(Records from a data source)
____
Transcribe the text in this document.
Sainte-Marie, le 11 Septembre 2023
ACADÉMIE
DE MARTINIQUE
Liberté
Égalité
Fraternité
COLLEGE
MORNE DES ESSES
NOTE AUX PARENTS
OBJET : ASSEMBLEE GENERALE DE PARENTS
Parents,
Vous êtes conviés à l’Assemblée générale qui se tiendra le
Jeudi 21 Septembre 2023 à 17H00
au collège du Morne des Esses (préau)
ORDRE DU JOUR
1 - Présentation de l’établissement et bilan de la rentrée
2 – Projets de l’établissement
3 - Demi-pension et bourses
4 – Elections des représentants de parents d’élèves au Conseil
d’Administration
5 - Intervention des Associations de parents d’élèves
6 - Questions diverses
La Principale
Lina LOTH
____
◆ Exercise brief
Output every entry shown above, exactly.

◆ Task output
Transcribe the text in this document.
Sainte-Marie, le 11 Septembre 2023
ACADÉMIE
DE MARTINIQUE
Liberté
Égalité
Fraternité
COLLEGE
MORNE DES ESSES
NOTE AUX PARENTS
OBJET : ASSEMBLEE GENERALE DE PARENTS
Parents,
Vous êtes conviés à l’Assemblée générale qui se tiendra le
Jeudi 21 Septembre 2023 à 17H00
au collège du Morne des Esses (préau)
ORDRE DU JOUR
1 - Présentation de l’établissement et bilan de la rentrée
2 – Projets de l’établissement
3 - Demi-pension et bourses
4 – Elections des représentants de parents d’élèves au Conseil
d’Administration
5 - Intervention des Associations de parents d’élèves
6 - Questions diverses
La Principale
Lina LOTH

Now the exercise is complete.